Job :: Rewrite only the lines from the one with "find all labels, buttons, inputs, and" up to and including the one with "voiceless-label: глухие (400, 370, 586, 404)", changing "bounding boxes" to "coordinates" and leaving everything else as it is.

======== Information provided

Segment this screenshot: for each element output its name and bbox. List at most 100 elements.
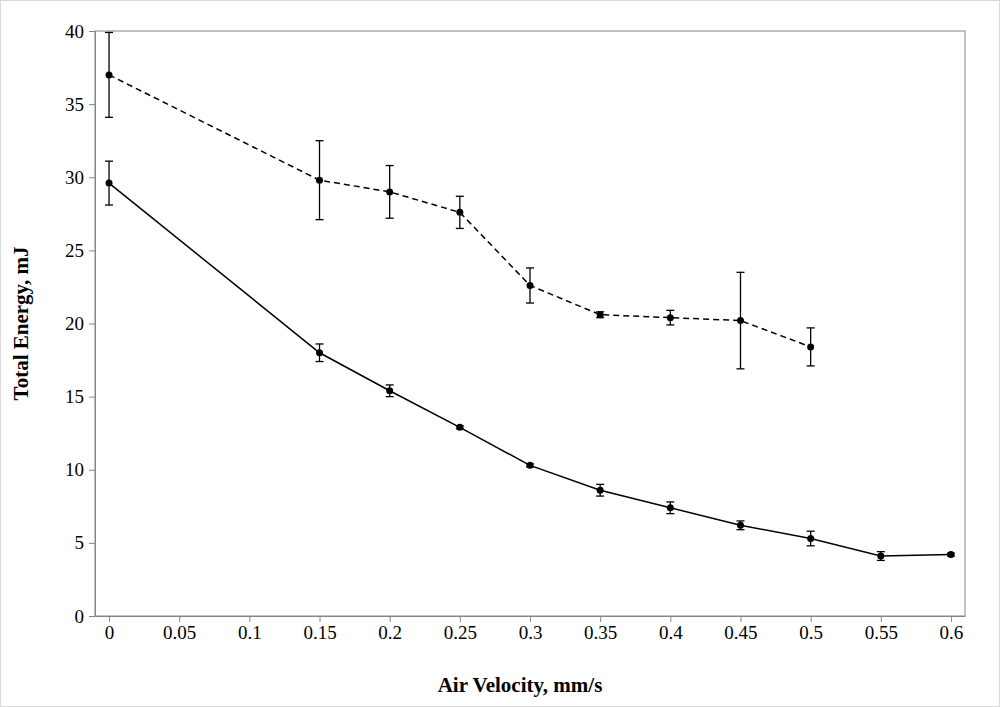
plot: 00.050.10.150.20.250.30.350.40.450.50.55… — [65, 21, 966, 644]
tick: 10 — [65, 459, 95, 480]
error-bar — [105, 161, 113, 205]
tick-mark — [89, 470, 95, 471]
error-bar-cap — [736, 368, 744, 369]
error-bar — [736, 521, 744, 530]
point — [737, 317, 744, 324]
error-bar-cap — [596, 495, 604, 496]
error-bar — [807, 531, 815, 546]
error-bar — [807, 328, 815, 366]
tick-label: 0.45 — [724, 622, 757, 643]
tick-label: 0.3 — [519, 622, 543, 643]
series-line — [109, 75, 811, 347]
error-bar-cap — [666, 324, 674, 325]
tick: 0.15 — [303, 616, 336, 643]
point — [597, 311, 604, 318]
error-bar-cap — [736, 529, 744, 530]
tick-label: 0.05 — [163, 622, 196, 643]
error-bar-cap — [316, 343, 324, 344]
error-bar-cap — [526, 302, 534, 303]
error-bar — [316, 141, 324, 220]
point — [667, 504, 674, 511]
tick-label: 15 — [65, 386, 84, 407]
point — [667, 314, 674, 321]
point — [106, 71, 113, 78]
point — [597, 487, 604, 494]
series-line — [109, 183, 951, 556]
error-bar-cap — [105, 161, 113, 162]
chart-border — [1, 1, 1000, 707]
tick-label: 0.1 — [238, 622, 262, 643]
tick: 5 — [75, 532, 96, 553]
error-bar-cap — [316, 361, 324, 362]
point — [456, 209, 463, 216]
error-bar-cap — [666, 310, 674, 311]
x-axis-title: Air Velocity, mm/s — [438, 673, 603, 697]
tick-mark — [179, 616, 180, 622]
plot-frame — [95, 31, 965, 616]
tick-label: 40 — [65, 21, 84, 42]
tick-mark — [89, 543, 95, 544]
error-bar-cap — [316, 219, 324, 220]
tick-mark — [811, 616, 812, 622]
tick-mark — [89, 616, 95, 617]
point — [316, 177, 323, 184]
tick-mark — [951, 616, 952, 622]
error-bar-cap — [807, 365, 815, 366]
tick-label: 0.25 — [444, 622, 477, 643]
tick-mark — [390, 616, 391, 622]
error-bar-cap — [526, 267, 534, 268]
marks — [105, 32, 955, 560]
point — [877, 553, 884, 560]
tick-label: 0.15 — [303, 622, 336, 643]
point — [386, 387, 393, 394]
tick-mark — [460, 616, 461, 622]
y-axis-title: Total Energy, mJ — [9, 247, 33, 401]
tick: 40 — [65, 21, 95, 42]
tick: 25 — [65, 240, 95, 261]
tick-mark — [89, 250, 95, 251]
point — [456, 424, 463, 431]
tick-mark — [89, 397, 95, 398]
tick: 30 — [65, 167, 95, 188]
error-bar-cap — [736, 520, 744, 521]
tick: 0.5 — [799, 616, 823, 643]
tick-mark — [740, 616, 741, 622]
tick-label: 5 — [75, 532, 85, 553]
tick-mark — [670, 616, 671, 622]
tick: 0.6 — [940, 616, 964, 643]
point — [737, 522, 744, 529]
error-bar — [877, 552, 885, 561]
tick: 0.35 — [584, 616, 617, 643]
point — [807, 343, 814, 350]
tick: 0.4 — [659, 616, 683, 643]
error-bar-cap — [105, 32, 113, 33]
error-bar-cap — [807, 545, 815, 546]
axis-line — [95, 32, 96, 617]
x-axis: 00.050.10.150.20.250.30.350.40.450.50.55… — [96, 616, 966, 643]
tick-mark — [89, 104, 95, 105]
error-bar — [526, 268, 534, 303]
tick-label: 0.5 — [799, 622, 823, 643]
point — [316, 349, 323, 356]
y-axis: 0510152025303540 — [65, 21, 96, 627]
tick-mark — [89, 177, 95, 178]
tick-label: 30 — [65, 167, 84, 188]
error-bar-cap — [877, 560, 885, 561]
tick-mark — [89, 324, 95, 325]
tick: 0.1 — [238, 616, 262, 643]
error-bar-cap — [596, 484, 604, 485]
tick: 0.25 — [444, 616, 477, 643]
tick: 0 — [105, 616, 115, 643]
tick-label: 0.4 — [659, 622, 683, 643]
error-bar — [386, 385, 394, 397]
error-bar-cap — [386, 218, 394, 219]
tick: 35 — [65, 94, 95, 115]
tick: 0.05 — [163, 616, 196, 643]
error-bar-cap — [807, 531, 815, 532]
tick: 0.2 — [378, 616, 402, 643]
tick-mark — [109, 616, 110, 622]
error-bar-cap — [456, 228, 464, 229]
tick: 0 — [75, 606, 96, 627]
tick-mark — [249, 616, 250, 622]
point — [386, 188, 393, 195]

================
======== Information provided

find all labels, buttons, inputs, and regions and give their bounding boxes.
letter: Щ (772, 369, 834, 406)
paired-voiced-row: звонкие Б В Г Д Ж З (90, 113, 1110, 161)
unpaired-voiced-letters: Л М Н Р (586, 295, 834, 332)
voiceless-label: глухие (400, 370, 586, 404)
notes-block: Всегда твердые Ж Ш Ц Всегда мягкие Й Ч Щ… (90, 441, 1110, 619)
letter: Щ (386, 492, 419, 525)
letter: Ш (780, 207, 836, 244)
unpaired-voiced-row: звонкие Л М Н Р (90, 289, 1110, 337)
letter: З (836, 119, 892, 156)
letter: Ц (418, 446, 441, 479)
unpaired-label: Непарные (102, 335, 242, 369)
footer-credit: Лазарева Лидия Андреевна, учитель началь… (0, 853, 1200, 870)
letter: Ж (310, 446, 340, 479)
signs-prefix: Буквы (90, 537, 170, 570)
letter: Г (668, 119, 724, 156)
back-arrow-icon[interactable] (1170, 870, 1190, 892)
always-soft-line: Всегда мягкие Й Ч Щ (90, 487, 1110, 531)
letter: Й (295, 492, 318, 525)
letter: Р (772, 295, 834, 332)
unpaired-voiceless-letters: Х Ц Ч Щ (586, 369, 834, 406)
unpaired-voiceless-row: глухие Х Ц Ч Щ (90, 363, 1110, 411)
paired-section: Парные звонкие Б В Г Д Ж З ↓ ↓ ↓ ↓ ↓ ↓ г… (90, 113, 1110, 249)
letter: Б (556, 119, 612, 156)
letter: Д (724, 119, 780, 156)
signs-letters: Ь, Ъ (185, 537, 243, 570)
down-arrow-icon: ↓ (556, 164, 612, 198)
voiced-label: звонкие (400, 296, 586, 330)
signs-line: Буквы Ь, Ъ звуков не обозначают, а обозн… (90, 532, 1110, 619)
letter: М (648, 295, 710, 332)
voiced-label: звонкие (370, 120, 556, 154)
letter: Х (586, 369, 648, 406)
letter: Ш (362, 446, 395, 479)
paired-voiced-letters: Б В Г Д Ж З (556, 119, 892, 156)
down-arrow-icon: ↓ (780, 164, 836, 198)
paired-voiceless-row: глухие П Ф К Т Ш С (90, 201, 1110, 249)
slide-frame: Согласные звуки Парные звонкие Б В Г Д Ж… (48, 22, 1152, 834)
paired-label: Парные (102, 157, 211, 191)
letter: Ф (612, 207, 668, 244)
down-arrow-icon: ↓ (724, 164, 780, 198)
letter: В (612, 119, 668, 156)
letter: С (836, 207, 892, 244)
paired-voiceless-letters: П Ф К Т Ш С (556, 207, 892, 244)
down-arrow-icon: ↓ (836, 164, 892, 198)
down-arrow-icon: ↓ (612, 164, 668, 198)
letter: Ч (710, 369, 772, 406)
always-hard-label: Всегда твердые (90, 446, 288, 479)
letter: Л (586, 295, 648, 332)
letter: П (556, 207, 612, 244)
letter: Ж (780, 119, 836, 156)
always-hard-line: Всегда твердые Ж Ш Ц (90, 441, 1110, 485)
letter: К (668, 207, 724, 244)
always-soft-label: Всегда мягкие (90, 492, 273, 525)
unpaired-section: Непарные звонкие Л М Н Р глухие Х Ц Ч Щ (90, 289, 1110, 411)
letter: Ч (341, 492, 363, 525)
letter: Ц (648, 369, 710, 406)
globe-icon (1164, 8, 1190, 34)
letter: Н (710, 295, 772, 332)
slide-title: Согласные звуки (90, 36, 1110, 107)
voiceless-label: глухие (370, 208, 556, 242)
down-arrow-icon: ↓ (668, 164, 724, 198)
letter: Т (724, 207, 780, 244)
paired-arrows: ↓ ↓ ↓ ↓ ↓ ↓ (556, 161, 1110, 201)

================
======== Information provided

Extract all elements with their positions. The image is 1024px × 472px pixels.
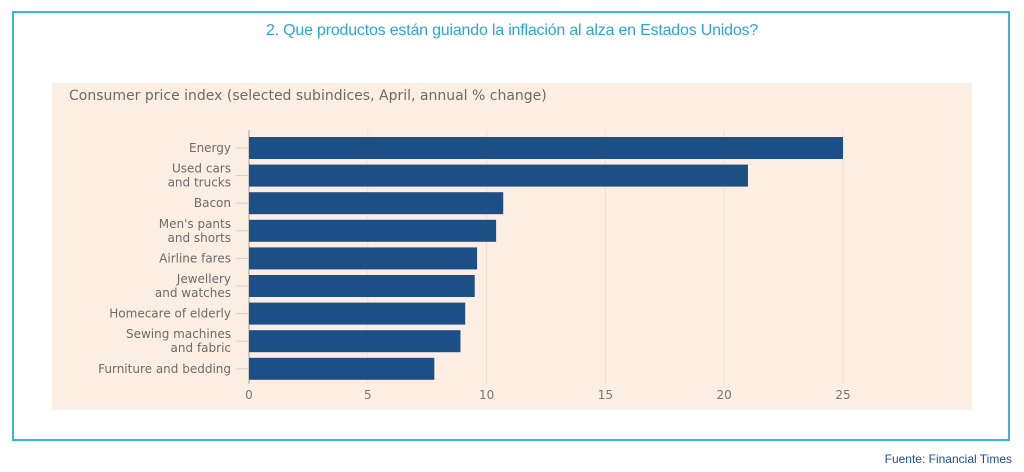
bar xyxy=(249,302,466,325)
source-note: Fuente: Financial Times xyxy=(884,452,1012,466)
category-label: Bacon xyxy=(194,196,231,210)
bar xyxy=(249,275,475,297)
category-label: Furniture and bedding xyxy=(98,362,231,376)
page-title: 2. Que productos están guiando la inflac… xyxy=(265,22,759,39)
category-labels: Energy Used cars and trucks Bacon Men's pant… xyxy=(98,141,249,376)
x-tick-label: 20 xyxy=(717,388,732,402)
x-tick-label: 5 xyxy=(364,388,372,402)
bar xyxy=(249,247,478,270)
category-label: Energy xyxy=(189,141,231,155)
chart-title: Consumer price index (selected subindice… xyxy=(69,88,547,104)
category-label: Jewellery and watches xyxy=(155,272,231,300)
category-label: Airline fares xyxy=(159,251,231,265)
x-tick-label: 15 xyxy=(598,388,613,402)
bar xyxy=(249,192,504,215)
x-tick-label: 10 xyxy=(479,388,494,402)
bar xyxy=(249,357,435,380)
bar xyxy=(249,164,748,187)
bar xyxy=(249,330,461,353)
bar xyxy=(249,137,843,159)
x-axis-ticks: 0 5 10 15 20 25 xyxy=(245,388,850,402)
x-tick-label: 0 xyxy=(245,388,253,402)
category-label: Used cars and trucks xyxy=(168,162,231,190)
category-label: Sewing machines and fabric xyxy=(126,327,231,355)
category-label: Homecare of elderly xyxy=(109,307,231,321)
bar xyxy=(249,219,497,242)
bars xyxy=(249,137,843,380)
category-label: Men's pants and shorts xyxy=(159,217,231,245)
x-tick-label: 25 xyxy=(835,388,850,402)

================

Complete answer ::
find all labels, buttons, inputs, and regions and give their coordinates.
letter: Щ (772, 369, 834, 406)
paired-voiced-row: звонкие Б В Г Д Ж З (90, 113, 1110, 161)
unpaired-voiced-letters: Л М Н Р (586, 295, 834, 332)
voiceless-label: глухие (400, 370, 586, 404)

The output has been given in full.